» WORK TO COMPLETE: Return each line of the data below verbatim; pictures are to be left out.

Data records
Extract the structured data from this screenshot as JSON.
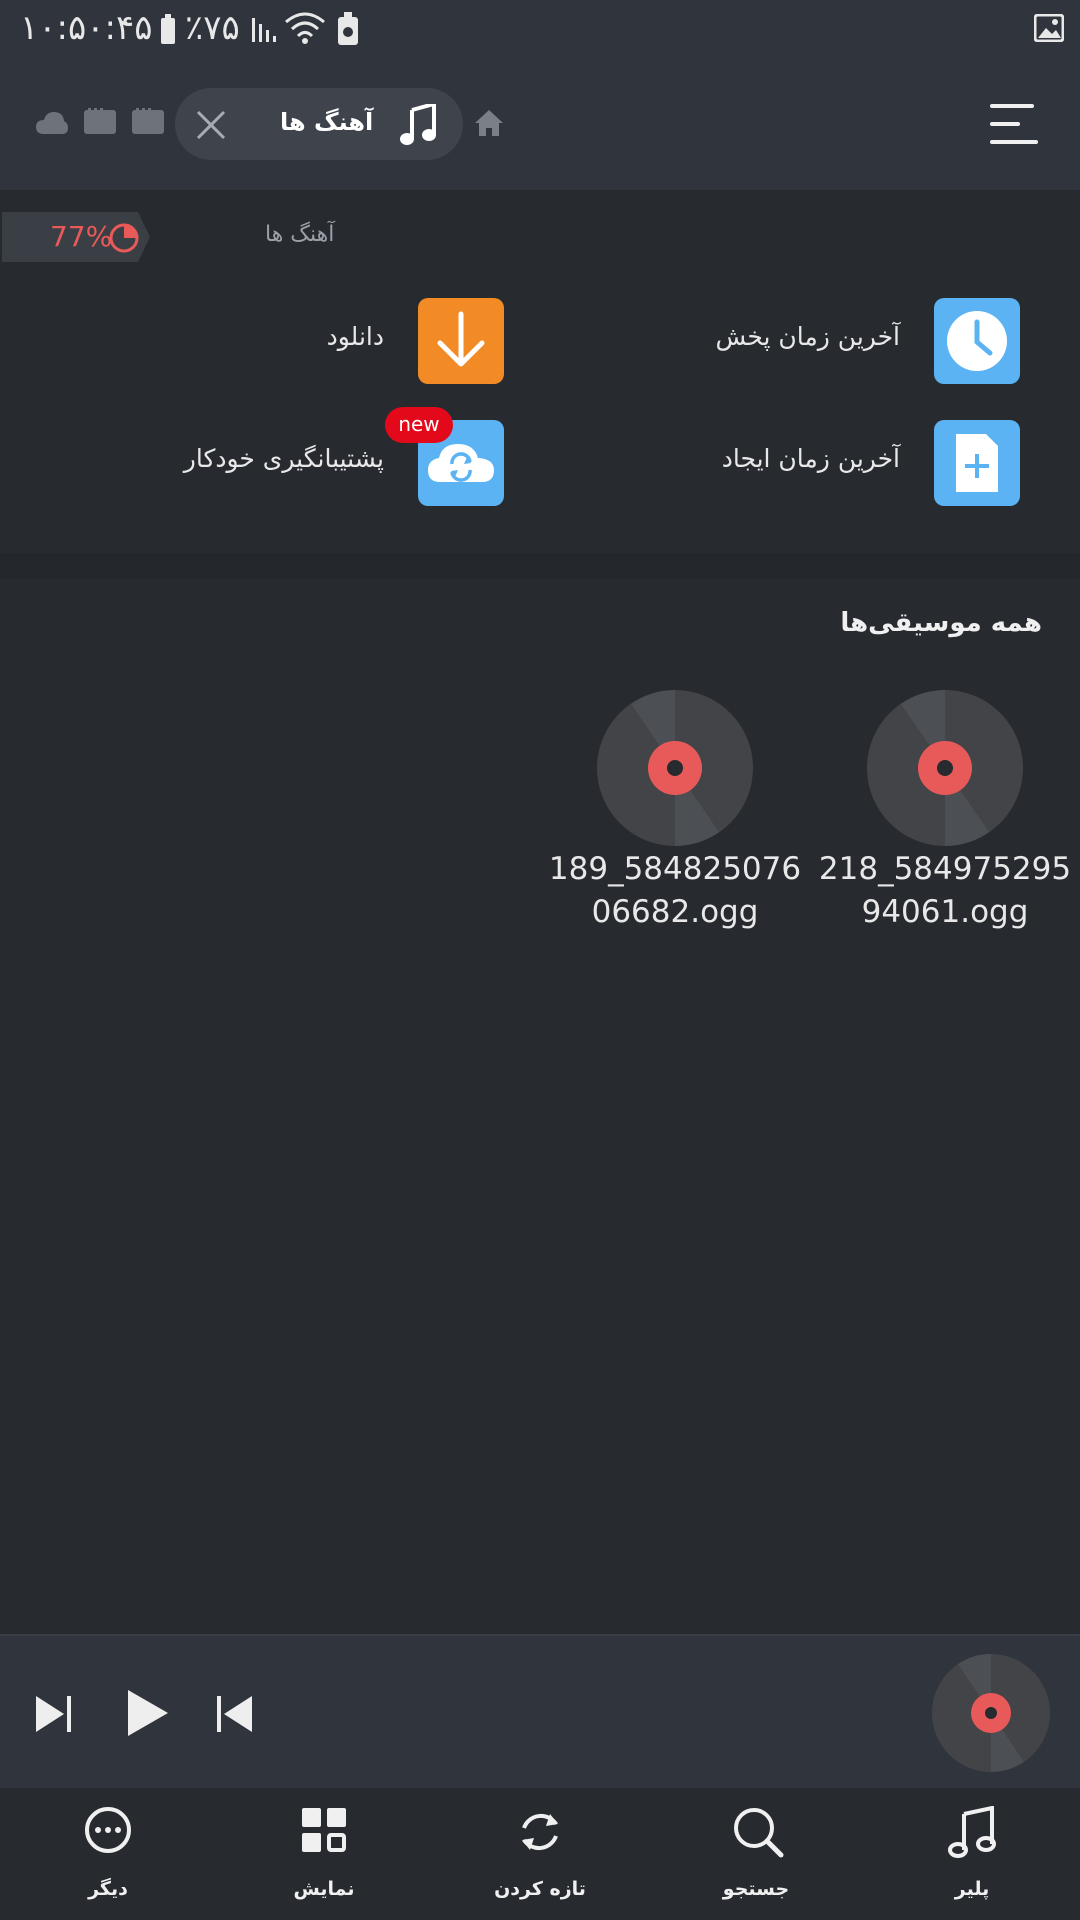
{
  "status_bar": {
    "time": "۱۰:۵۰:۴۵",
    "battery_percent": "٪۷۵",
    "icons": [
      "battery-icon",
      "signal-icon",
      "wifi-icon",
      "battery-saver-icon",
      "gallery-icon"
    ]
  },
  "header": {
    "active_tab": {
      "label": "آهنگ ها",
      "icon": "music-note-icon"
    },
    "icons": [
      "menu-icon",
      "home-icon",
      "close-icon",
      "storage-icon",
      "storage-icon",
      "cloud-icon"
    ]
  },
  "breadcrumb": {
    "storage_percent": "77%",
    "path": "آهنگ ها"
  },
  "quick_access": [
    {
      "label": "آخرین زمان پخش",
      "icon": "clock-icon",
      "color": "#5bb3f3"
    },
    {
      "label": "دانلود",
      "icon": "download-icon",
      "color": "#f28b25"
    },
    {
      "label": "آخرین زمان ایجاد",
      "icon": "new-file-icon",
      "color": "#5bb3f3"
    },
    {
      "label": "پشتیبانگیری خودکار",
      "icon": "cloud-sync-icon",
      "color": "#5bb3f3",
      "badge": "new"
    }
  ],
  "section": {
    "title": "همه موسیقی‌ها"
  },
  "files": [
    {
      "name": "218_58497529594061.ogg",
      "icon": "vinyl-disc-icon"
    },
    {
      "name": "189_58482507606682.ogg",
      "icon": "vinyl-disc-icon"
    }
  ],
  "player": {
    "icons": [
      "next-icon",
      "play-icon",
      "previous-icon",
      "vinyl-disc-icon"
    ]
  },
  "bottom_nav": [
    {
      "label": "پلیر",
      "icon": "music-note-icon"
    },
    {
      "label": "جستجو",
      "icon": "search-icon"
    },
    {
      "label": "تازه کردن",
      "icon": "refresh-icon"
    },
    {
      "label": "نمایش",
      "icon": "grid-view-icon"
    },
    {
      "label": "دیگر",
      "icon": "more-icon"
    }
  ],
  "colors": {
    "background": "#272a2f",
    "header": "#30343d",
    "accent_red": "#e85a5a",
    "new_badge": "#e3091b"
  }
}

» THE RESPONSE:
Extract the structured data from this screenshot as JSON.
{
  "status_bar": {
    "time": "۱۰:۵۰:۴۵",
    "battery_percent": "٪۷۵",
    "icons": [
      "battery-icon",
      "signal-icon",
      "wifi-icon",
      "battery-saver-icon",
      "gallery-icon"
    ]
  },
  "header": {
    "active_tab": {
      "label": "آهنگ ها",
      "icon": "music-note-icon"
    },
    "icons": [
      "menu-icon",
      "home-icon",
      "close-icon",
      "storage-icon",
      "storage-icon",
      "cloud-icon"
    ]
  },
  "breadcrumb": {
    "storage_percent": "77%",
    "path": "آهنگ ها"
  },
  "quick_access": [
    {
      "label": "آخرین زمان پخش",
      "icon": "clock-icon",
      "color": "#5bb3f3"
    },
    {
      "label": "دانلود",
      "icon": "download-icon",
      "color": "#f28b25"
    },
    {
      "label": "آخرین زمان ایجاد",
      "icon": "new-file-icon",
      "color": "#5bb3f3"
    },
    {
      "label": "پشتیبانگیری خودکار",
      "icon": "cloud-sync-icon",
      "color": "#5bb3f3",
      "badge": "new"
    }
  ],
  "section": {
    "title": "همه موسیقی‌ها"
  },
  "files": [
    {
      "name": "218_58497529594061.ogg",
      "icon": "vinyl-disc-icon"
    },
    {
      "name": "189_58482507606682.ogg",
      "icon": "vinyl-disc-icon"
    }
  ],
  "player": {
    "icons": [
      "next-icon",
      "play-icon",
      "previous-icon",
      "vinyl-disc-icon"
    ]
  },
  "bottom_nav": [
    {
      "label": "پلیر",
      "icon": "music-note-icon"
    },
    {
      "label": "جستجو",
      "icon": "search-icon"
    },
    {
      "label": "تازه کردن",
      "icon": "refresh-icon"
    },
    {
      "label": "نمایش",
      "icon": "grid-view-icon"
    },
    {
      "label": "دیگر",
      "icon": "more-icon"
    }
  ],
  "colors": {
    "background": "#272a2f",
    "header": "#30343d",
    "accent_red": "#e85a5a",
    "new_badge": "#e3091b"
  }
}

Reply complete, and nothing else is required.